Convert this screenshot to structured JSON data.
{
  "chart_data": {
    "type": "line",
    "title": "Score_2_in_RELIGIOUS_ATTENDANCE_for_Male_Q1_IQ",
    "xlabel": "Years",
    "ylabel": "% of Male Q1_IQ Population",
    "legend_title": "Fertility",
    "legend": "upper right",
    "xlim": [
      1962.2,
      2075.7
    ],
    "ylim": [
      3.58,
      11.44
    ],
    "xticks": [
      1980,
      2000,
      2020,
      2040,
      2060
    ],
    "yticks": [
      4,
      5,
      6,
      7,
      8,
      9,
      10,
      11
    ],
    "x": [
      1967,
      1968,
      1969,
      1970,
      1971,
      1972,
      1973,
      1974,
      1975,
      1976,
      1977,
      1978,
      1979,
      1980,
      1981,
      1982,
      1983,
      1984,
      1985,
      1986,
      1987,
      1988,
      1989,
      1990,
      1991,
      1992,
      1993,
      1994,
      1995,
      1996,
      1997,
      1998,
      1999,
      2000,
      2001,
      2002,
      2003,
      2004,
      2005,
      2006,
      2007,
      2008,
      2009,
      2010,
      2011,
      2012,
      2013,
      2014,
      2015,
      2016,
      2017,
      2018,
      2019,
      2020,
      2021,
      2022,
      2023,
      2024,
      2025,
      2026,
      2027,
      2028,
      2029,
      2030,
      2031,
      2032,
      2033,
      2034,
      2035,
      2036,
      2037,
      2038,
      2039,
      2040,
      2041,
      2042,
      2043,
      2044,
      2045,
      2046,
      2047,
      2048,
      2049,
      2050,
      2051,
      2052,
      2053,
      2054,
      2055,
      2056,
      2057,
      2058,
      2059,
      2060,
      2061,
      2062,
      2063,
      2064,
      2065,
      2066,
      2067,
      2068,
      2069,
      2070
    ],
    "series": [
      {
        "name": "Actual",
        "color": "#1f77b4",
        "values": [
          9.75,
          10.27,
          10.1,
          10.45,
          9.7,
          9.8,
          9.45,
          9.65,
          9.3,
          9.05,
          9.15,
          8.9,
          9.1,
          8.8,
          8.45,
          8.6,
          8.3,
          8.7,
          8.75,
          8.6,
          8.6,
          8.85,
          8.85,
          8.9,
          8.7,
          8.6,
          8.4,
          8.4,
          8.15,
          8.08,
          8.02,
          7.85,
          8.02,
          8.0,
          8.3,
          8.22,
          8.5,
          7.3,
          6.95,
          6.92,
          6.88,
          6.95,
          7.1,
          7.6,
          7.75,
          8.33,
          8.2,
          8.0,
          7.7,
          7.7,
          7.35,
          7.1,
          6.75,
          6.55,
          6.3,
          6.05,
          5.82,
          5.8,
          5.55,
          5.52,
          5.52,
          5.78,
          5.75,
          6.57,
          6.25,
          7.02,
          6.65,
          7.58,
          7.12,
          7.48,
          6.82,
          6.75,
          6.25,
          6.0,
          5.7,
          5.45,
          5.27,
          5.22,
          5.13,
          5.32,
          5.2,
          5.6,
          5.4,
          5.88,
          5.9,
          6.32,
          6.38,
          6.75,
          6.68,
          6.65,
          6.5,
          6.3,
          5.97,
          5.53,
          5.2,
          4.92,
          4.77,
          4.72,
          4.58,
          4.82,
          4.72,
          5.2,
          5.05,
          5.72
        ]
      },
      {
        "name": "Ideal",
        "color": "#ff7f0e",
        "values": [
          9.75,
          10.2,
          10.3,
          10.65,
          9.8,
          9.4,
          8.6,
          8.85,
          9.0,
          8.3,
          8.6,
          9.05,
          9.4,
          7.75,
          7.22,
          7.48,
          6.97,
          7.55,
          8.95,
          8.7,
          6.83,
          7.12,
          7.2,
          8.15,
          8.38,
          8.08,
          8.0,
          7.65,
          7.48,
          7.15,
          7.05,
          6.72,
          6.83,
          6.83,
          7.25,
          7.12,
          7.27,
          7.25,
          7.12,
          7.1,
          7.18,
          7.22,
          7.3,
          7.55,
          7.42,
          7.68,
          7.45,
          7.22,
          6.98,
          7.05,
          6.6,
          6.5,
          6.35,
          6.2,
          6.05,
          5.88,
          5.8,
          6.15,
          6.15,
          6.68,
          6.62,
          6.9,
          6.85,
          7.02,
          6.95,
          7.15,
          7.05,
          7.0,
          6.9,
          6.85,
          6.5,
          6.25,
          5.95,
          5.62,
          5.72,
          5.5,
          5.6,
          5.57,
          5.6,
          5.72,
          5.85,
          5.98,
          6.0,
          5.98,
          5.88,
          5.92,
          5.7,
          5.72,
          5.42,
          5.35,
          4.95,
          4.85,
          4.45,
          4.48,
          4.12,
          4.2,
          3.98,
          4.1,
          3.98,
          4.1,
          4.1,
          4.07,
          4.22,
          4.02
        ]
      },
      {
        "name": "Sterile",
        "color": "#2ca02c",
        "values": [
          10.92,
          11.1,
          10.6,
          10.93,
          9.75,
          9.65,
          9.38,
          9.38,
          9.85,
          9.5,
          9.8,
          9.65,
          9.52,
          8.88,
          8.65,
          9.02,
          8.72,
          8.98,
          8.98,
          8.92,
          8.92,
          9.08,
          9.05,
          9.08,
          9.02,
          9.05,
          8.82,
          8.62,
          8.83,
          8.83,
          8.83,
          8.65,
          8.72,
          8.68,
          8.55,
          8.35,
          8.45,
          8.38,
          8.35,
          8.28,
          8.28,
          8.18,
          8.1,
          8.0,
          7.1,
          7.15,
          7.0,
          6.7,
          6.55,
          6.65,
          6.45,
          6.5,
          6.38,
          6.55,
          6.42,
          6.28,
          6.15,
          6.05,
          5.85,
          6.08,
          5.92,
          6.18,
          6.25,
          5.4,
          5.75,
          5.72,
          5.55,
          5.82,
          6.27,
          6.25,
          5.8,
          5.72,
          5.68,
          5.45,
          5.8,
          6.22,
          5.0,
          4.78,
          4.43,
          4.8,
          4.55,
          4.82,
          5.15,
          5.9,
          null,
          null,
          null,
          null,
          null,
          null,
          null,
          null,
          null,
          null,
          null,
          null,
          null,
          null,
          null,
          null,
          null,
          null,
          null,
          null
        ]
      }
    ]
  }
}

▶ Task brief:
Write the material out exactly, with nothing left out.

▶ Expected answer:
Convert this screenshot to structured JSON data.
{
  "chart_data": {
    "type": "line",
    "title": "Score_2_in_RELIGIOUS_ATTENDANCE_for_Male_Q1_IQ",
    "xlabel": "Years",
    "ylabel": "% of Male Q1_IQ Population",
    "legend_title": "Fertility",
    "legend": "upper right",
    "xlim": [
      1962.2,
      2075.7
    ],
    "ylim": [
      3.58,
      11.44
    ],
    "xticks": [
      1980,
      2000,
      2020,
      2040,
      2060
    ],
    "yticks": [
      4,
      5,
      6,
      7,
      8,
      9,
      10,
      11
    ],
    "x": [
      1967,
      1968,
      1969,
      1970,
      1971,
      1972,
      1973,
      1974,
      1975,
      1976,
      1977,
      1978,
      1979,
      1980,
      1981,
      1982,
      1983,
      1984,
      1985,
      1986,
      1987,
      1988,
      1989,
      1990,
      1991,
      1992,
      1993,
      1994,
      1995,
      1996,
      1997,
      1998,
      1999,
      2000,
      2001,
      2002,
      2003,
      2004,
      2005,
      2006,
      2007,
      2008,
      2009,
      2010,
      2011,
      2012,
      2013,
      2014,
      2015,
      2016,
      2017,
      2018,
      2019,
      2020,
      2021,
      2022,
      2023,
      2024,
      2025,
      2026,
      2027,
      2028,
      2029,
      2030,
      2031,
      2032,
      2033,
      2034,
      2035,
      2036,
      2037,
      2038,
      2039,
      2040,
      2041,
      2042,
      2043,
      2044,
      2045,
      2046,
      2047,
      2048,
      2049,
      2050,
      2051,
      2052,
      2053,
      2054,
      2055,
      2056,
      2057,
      2058,
      2059,
      2060,
      2061,
      2062,
      2063,
      2064,
      2065,
      2066,
      2067,
      2068,
      2069,
      2070
    ],
    "series": [
      {
        "name": "Actual",
        "color": "#1f77b4",
        "values": [
          9.75,
          10.27,
          10.1,
          10.45,
          9.7,
          9.8,
          9.45,
          9.65,
          9.3,
          9.05,
          9.15,
          8.9,
          9.1,
          8.8,
          8.45,
          8.6,
          8.3,
          8.7,
          8.75,
          8.6,
          8.6,
          8.85,
          8.85,
          8.9,
          8.7,
          8.6,
          8.4,
          8.4,
          8.15,
          8.08,
          8.02,
          7.85,
          8.02,
          8.0,
          8.3,
          8.22,
          8.5,
          7.3,
          6.95,
          6.92,
          6.88,
          6.95,
          7.1,
          7.6,
          7.75,
          8.33,
          8.2,
          8.0,
          7.7,
          7.7,
          7.35,
          7.1,
          6.75,
          6.55,
          6.3,
          6.05,
          5.82,
          5.8,
          5.55,
          5.52,
          5.52,
          5.78,
          5.75,
          6.57,
          6.25,
          7.02,
          6.65,
          7.58,
          7.12,
          7.48,
          6.82,
          6.75,
          6.25,
          6.0,
          5.7,
          5.45,
          5.27,
          5.22,
          5.13,
          5.32,
          5.2,
          5.6,
          5.4,
          5.88,
          5.9,
          6.32,
          6.38,
          6.75,
          6.68,
          6.65,
          6.5,
          6.3,
          5.97,
          5.53,
          5.2,
          4.92,
          4.77,
          4.72,
          4.58,
          4.82,
          4.72,
          5.2,
          5.05,
          5.72
        ]
      },
      {
        "name": "Ideal",
        "color": "#ff7f0e",
        "values": [
          9.75,
          10.2,
          10.3,
          10.65,
          9.8,
          9.4,
          8.6,
          8.85,
          9.0,
          8.3,
          8.6,
          9.05,
          9.4,
          7.75,
          7.22,
          7.48,
          6.97,
          7.55,
          8.95,
          8.7,
          6.83,
          7.12,
          7.2,
          8.15,
          8.38,
          8.08,
          8.0,
          7.65,
          7.48,
          7.15,
          7.05,
          6.72,
          6.83,
          6.83,
          7.25,
          7.12,
          7.27,
          7.25,
          7.12,
          7.1,
          7.18,
          7.22,
          7.3,
          7.55,
          7.42,
          7.68,
          7.45,
          7.22,
          6.98,
          7.05,
          6.6,
          6.5,
          6.35,
          6.2,
          6.05,
          5.88,
          5.8,
          6.15,
          6.15,
          6.68,
          6.62,
          6.9,
          6.85,
          7.02,
          6.95,
          7.15,
          7.05,
          7.0,
          6.9,
          6.85,
          6.5,
          6.25,
          5.95,
          5.62,
          5.72,
          5.5,
          5.6,
          5.57,
          5.6,
          5.72,
          5.85,
          5.98,
          6.0,
          5.98,
          5.88,
          5.92,
          5.7,
          5.72,
          5.42,
          5.35,
          4.95,
          4.85,
          4.45,
          4.48,
          4.12,
          4.2,
          3.98,
          4.1,
          3.98,
          4.1,
          4.1,
          4.07,
          4.22,
          4.02
        ]
      },
      {
        "name": "Sterile",
        "color": "#2ca02c",
        "values": [
          10.92,
          11.1,
          10.6,
          10.93,
          9.75,
          9.65,
          9.38,
          9.38,
          9.85,
          9.5,
          9.8,
          9.65,
          9.52,
          8.88,
          8.65,
          9.02,
          8.72,
          8.98,
          8.98,
          8.92,
          8.92,
          9.08,
          9.05,
          9.08,
          9.02,
          9.05,
          8.82,
          8.62,
          8.83,
          8.83,
          8.83,
          8.65,
          8.72,
          8.68,
          8.55,
          8.35,
          8.45,
          8.38,
          8.35,
          8.28,
          8.28,
          8.18,
          8.1,
          8.0,
          7.1,
          7.15,
          7.0,
          6.7,
          6.55,
          6.65,
          6.45,
          6.5,
          6.38,
          6.55,
          6.42,
          6.28,
          6.15,
          6.05,
          5.85,
          6.08,
          5.92,
          6.18,
          6.25,
          5.4,
          5.75,
          5.72,
          5.55,
          5.82,
          6.27,
          6.25,
          5.8,
          5.72,
          5.68,
          5.45,
          5.8,
          6.22,
          5.0,
          4.78,
          4.43,
          4.8,
          4.55,
          4.82,
          5.15,
          5.9,
          null,
          null,
          null,
          null,
          null,
          null,
          null,
          null,
          null,
          null,
          null,
          null,
          null,
          null,
          null,
          null,
          null,
          null,
          null,
          null
        ]
      }
    ]
  }
}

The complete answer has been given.